Read through the records below and copy each line that uses the word "Pressure".

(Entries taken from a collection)
########################################

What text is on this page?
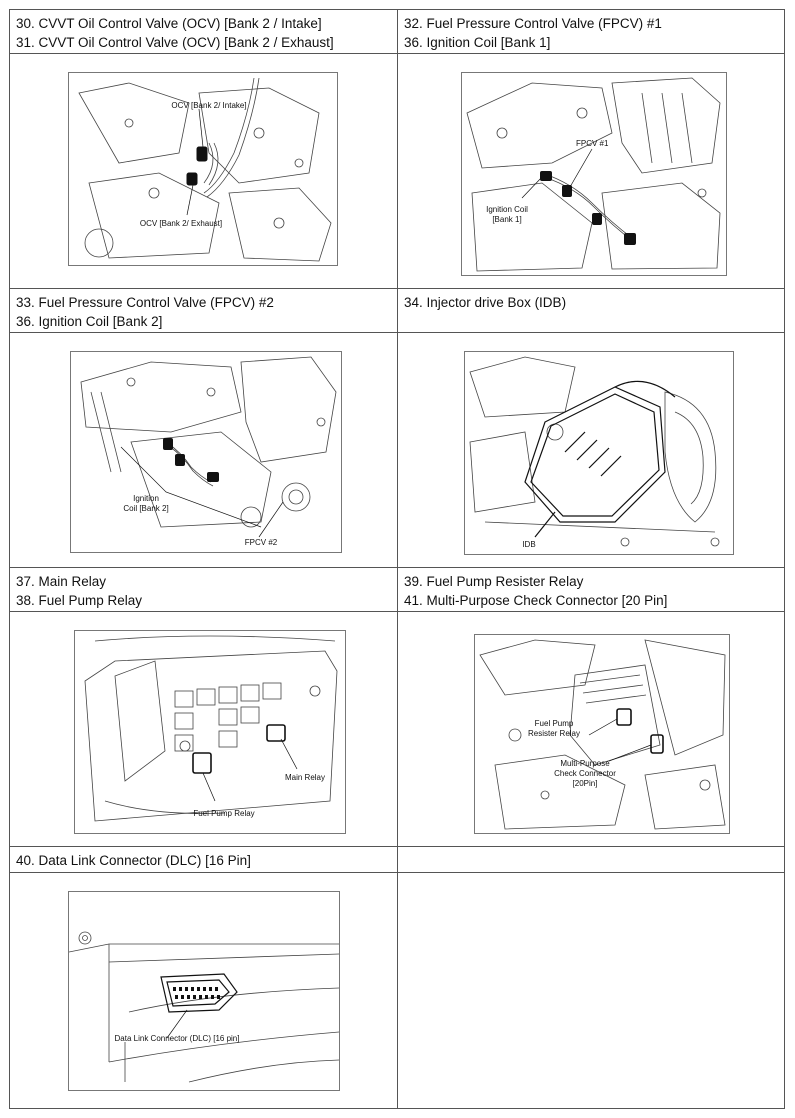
30. CVVT Oil Control Valve (OCV) [Bank 2 / Intake]
31. CVVT Oil Control Valve (OCV) [Bank 2 / Exhaust]
32. Fuel Pressure Control Valve (FPCV) #1
36. Ignition Coil [Bank 1]
OCV [Bank 2/ Intake]
OCV [Bank 2/ Exhaust]
FPCV #1
Ignition Coil
[Bank 1]
33. Fuel Pressure Control Valve (FPCV) #2
36. Ignition Coil [Bank 2]
34. Injector drive Box (IDB)
Ignition
Coil [Bank 2]
FPCV #2	IDB
37. Main Relay
38. Fuel Pump Relay
39. Fuel Pump Resister Relay
41. Multi-Purpose Check Connector [20 Pin]
Main Relay
Fuel Pump Relay
Fuel Pump
Resister Relay
Multi-Purpose
Check Connector
[20Pin]
40. Data Link Connector (DLC) [16 Pin]
Data Link Connector (DLC) [16 pin]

########################################

> _Expected output_:
32. Fuel Pressure Control Valve (FPCV) #1
33. Fuel Pressure Control Valve (FPCV) #2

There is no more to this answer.